[Saved data entries]

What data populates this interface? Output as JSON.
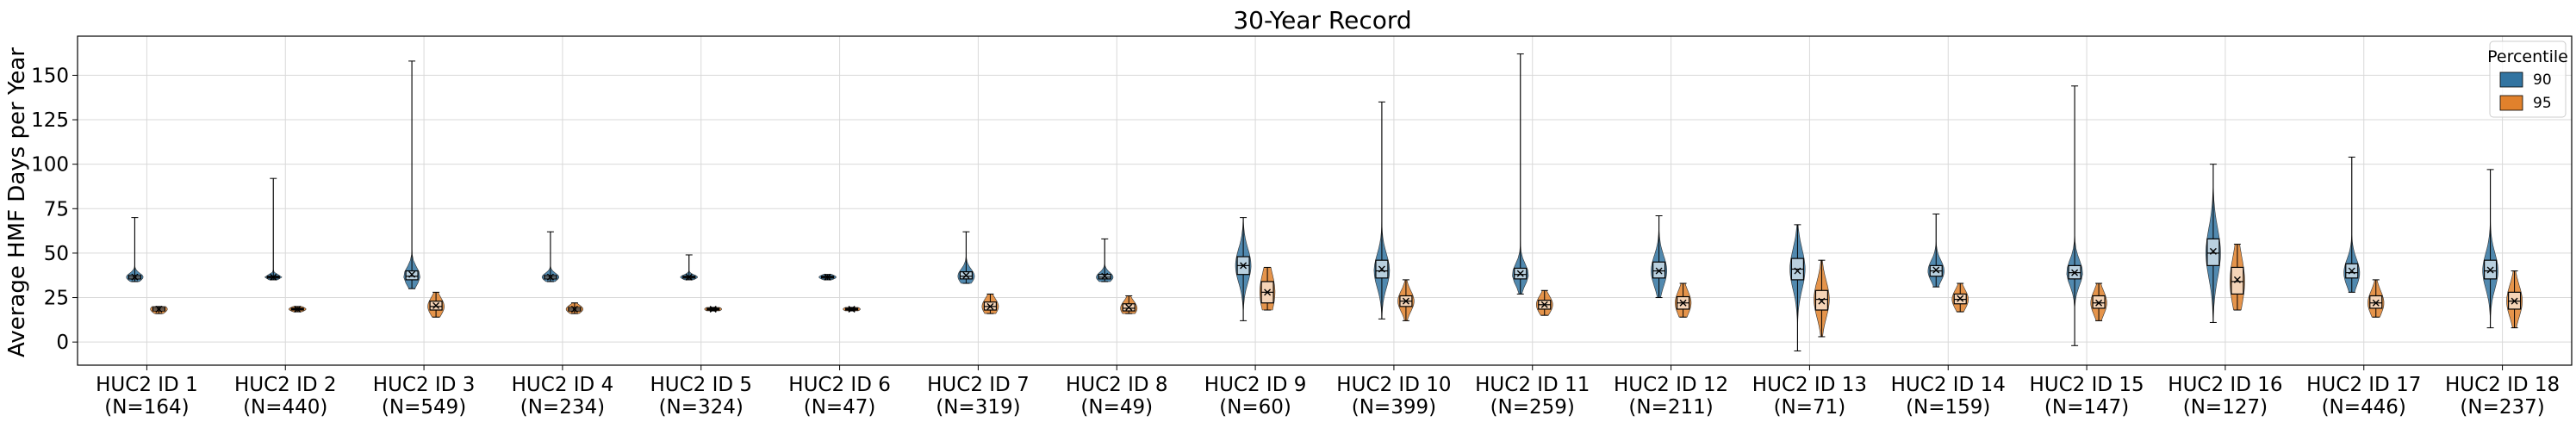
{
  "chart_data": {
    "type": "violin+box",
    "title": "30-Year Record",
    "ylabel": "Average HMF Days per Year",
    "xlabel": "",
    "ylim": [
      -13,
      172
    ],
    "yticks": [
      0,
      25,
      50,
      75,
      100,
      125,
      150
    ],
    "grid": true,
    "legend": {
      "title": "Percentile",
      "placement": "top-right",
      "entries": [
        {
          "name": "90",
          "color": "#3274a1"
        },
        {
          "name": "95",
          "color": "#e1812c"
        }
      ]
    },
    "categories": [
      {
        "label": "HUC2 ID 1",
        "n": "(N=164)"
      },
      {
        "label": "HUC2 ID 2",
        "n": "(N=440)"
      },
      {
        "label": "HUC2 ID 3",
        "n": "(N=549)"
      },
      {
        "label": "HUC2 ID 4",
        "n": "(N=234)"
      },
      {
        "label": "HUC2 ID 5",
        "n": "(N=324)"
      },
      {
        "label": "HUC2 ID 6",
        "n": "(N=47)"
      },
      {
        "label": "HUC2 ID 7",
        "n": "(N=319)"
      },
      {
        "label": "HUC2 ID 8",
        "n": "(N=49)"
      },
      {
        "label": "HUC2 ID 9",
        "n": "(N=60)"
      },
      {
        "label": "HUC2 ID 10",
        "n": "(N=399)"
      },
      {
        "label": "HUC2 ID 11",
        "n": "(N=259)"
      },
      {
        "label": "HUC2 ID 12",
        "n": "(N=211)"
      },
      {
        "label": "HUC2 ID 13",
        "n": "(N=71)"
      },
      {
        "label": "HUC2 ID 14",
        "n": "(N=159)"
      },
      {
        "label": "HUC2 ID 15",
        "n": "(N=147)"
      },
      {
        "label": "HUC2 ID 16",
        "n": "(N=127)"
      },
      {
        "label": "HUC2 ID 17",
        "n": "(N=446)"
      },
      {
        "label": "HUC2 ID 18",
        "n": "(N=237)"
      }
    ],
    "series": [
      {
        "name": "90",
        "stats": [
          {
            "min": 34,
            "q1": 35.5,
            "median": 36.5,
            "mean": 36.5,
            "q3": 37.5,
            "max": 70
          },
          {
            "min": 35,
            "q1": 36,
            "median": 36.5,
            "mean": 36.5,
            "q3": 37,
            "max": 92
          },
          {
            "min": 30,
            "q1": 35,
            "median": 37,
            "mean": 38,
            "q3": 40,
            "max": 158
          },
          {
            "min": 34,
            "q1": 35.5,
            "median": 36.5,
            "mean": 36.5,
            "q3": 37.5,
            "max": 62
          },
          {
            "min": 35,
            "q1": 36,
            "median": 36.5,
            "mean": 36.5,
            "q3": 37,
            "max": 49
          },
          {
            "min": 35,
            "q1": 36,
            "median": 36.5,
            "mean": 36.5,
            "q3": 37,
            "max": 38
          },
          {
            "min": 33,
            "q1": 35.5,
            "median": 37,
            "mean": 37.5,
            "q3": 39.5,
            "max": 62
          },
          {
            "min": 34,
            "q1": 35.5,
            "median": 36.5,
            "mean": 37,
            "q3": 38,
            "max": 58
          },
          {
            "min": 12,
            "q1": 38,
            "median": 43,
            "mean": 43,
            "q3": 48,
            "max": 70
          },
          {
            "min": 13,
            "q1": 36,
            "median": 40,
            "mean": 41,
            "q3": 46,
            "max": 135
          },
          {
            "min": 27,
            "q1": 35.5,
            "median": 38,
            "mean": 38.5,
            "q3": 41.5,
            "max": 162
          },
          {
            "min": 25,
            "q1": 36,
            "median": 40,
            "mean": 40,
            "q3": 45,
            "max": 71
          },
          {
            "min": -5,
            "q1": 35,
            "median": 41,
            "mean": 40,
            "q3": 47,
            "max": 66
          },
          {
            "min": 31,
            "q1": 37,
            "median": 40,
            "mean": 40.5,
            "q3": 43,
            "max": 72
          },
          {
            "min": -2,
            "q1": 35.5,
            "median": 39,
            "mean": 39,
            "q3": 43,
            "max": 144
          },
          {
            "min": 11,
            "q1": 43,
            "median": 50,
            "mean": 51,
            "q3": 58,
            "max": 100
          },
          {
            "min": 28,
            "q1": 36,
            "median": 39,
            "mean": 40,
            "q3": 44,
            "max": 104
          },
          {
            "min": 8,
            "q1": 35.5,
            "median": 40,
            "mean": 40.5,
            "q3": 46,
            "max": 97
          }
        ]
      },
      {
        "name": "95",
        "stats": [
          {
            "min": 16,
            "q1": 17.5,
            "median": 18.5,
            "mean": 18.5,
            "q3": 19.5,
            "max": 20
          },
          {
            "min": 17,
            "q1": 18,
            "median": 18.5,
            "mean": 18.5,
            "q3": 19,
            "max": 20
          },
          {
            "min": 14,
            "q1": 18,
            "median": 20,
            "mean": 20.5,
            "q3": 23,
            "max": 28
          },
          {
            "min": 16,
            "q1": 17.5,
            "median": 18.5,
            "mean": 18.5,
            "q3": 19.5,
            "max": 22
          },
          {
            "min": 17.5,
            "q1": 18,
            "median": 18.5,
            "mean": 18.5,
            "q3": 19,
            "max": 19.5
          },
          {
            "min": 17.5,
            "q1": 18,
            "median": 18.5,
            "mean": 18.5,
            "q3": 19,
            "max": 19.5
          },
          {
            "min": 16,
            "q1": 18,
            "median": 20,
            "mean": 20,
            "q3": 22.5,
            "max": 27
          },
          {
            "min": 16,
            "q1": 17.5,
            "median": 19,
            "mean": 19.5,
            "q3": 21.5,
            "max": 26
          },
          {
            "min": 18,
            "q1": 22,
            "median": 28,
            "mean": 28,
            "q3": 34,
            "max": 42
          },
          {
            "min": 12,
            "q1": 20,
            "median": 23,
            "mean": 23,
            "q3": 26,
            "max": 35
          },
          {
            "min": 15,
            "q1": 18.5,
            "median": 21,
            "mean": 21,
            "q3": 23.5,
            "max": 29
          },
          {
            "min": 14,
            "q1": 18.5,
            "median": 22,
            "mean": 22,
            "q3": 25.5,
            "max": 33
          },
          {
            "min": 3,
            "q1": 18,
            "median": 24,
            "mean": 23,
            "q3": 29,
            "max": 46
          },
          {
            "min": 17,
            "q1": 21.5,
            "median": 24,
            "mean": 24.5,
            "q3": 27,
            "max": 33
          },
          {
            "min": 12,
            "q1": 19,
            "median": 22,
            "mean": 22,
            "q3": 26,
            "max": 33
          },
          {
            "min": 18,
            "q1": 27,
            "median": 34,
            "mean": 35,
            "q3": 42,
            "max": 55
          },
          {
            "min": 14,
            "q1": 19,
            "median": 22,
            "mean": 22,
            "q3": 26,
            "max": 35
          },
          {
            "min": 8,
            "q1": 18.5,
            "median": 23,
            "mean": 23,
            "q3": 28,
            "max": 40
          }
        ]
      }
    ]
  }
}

## What you should do
Without including any pictures, please restate all the records exactly.

## Output for this task
What data populates this interface? Output as JSON.
{
  "chart_data": {
    "type": "violin+box",
    "title": "30-Year Record",
    "ylabel": "Average HMF Days per Year",
    "xlabel": "",
    "ylim": [
      -13,
      172
    ],
    "yticks": [
      0,
      25,
      50,
      75,
      100,
      125,
      150
    ],
    "grid": true,
    "legend": {
      "title": "Percentile",
      "placement": "top-right",
      "entries": [
        {
          "name": "90",
          "color": "#3274a1"
        },
        {
          "name": "95",
          "color": "#e1812c"
        }
      ]
    },
    "categories": [
      {
        "label": "HUC2 ID 1",
        "n": "(N=164)"
      },
      {
        "label": "HUC2 ID 2",
        "n": "(N=440)"
      },
      {
        "label": "HUC2 ID 3",
        "n": "(N=549)"
      },
      {
        "label": "HUC2 ID 4",
        "n": "(N=234)"
      },
      {
        "label": "HUC2 ID 5",
        "n": "(N=324)"
      },
      {
        "label": "HUC2 ID 6",
        "n": "(N=47)"
      },
      {
        "label": "HUC2 ID 7",
        "n": "(N=319)"
      },
      {
        "label": "HUC2 ID 8",
        "n": "(N=49)"
      },
      {
        "label": "HUC2 ID 9",
        "n": "(N=60)"
      },
      {
        "label": "HUC2 ID 10",
        "n": "(N=399)"
      },
      {
        "label": "HUC2 ID 11",
        "n": "(N=259)"
      },
      {
        "label": "HUC2 ID 12",
        "n": "(N=211)"
      },
      {
        "label": "HUC2 ID 13",
        "n": "(N=71)"
      },
      {
        "label": "HUC2 ID 14",
        "n": "(N=159)"
      },
      {
        "label": "HUC2 ID 15",
        "n": "(N=147)"
      },
      {
        "label": "HUC2 ID 16",
        "n": "(N=127)"
      },
      {
        "label": "HUC2 ID 17",
        "n": "(N=446)"
      },
      {
        "label": "HUC2 ID 18",
        "n": "(N=237)"
      }
    ],
    "series": [
      {
        "name": "90",
        "stats": [
          {
            "min": 34,
            "q1": 35.5,
            "median": 36.5,
            "mean": 36.5,
            "q3": 37.5,
            "max": 70
          },
          {
            "min": 35,
            "q1": 36,
            "median": 36.5,
            "mean": 36.5,
            "q3": 37,
            "max": 92
          },
          {
            "min": 30,
            "q1": 35,
            "median": 37,
            "mean": 38,
            "q3": 40,
            "max": 158
          },
          {
            "min": 34,
            "q1": 35.5,
            "median": 36.5,
            "mean": 36.5,
            "q3": 37.5,
            "max": 62
          },
          {
            "min": 35,
            "q1": 36,
            "median": 36.5,
            "mean": 36.5,
            "q3": 37,
            "max": 49
          },
          {
            "min": 35,
            "q1": 36,
            "median": 36.5,
            "mean": 36.5,
            "q3": 37,
            "max": 38
          },
          {
            "min": 33,
            "q1": 35.5,
            "median": 37,
            "mean": 37.5,
            "q3": 39.5,
            "max": 62
          },
          {
            "min": 34,
            "q1": 35.5,
            "median": 36.5,
            "mean": 37,
            "q3": 38,
            "max": 58
          },
          {
            "min": 12,
            "q1": 38,
            "median": 43,
            "mean": 43,
            "q3": 48,
            "max": 70
          },
          {
            "min": 13,
            "q1": 36,
            "median": 40,
            "mean": 41,
            "q3": 46,
            "max": 135
          },
          {
            "min": 27,
            "q1": 35.5,
            "median": 38,
            "mean": 38.5,
            "q3": 41.5,
            "max": 162
          },
          {
            "min": 25,
            "q1": 36,
            "median": 40,
            "mean": 40,
            "q3": 45,
            "max": 71
          },
          {
            "min": -5,
            "q1": 35,
            "median": 41,
            "mean": 40,
            "q3": 47,
            "max": 66
          },
          {
            "min": 31,
            "q1": 37,
            "median": 40,
            "mean": 40.5,
            "q3": 43,
            "max": 72
          },
          {
            "min": -2,
            "q1": 35.5,
            "median": 39,
            "mean": 39,
            "q3": 43,
            "max": 144
          },
          {
            "min": 11,
            "q1": 43,
            "median": 50,
            "mean": 51,
            "q3": 58,
            "max": 100
          },
          {
            "min": 28,
            "q1": 36,
            "median": 39,
            "mean": 40,
            "q3": 44,
            "max": 104
          },
          {
            "min": 8,
            "q1": 35.5,
            "median": 40,
            "mean": 40.5,
            "q3": 46,
            "max": 97
          }
        ]
      },
      {
        "name": "95",
        "stats": [
          {
            "min": 16,
            "q1": 17.5,
            "median": 18.5,
            "mean": 18.5,
            "q3": 19.5,
            "max": 20
          },
          {
            "min": 17,
            "q1": 18,
            "median": 18.5,
            "mean": 18.5,
            "q3": 19,
            "max": 20
          },
          {
            "min": 14,
            "q1": 18,
            "median": 20,
            "mean": 20.5,
            "q3": 23,
            "max": 28
          },
          {
            "min": 16,
            "q1": 17.5,
            "median": 18.5,
            "mean": 18.5,
            "q3": 19.5,
            "max": 22
          },
          {
            "min": 17.5,
            "q1": 18,
            "median": 18.5,
            "mean": 18.5,
            "q3": 19,
            "max": 19.5
          },
          {
            "min": 17.5,
            "q1": 18,
            "median": 18.5,
            "mean": 18.5,
            "q3": 19,
            "max": 19.5
          },
          {
            "min": 16,
            "q1": 18,
            "median": 20,
            "mean": 20,
            "q3": 22.5,
            "max": 27
          },
          {
            "min": 16,
            "q1": 17.5,
            "median": 19,
            "mean": 19.5,
            "q3": 21.5,
            "max": 26
          },
          {
            "min": 18,
            "q1": 22,
            "median": 28,
            "mean": 28,
            "q3": 34,
            "max": 42
          },
          {
            "min": 12,
            "q1": 20,
            "median": 23,
            "mean": 23,
            "q3": 26,
            "max": 35
          },
          {
            "min": 15,
            "q1": 18.5,
            "median": 21,
            "mean": 21,
            "q3": 23.5,
            "max": 29
          },
          {
            "min": 14,
            "q1": 18.5,
            "median": 22,
            "mean": 22,
            "q3": 25.5,
            "max": 33
          },
          {
            "min": 3,
            "q1": 18,
            "median": 24,
            "mean": 23,
            "q3": 29,
            "max": 46
          },
          {
            "min": 17,
            "q1": 21.5,
            "median": 24,
            "mean": 24.5,
            "q3": 27,
            "max": 33
          },
          {
            "min": 12,
            "q1": 19,
            "median": 22,
            "mean": 22,
            "q3": 26,
            "max": 33
          },
          {
            "min": 18,
            "q1": 27,
            "median": 34,
            "mean": 35,
            "q3": 42,
            "max": 55
          },
          {
            "min": 14,
            "q1": 19,
            "median": 22,
            "mean": 22,
            "q3": 26,
            "max": 35
          },
          {
            "min": 8,
            "q1": 18.5,
            "median": 23,
            "mean": 23,
            "q3": 28,
            "max": 40
          }
        ]
      }
    ]
  }
}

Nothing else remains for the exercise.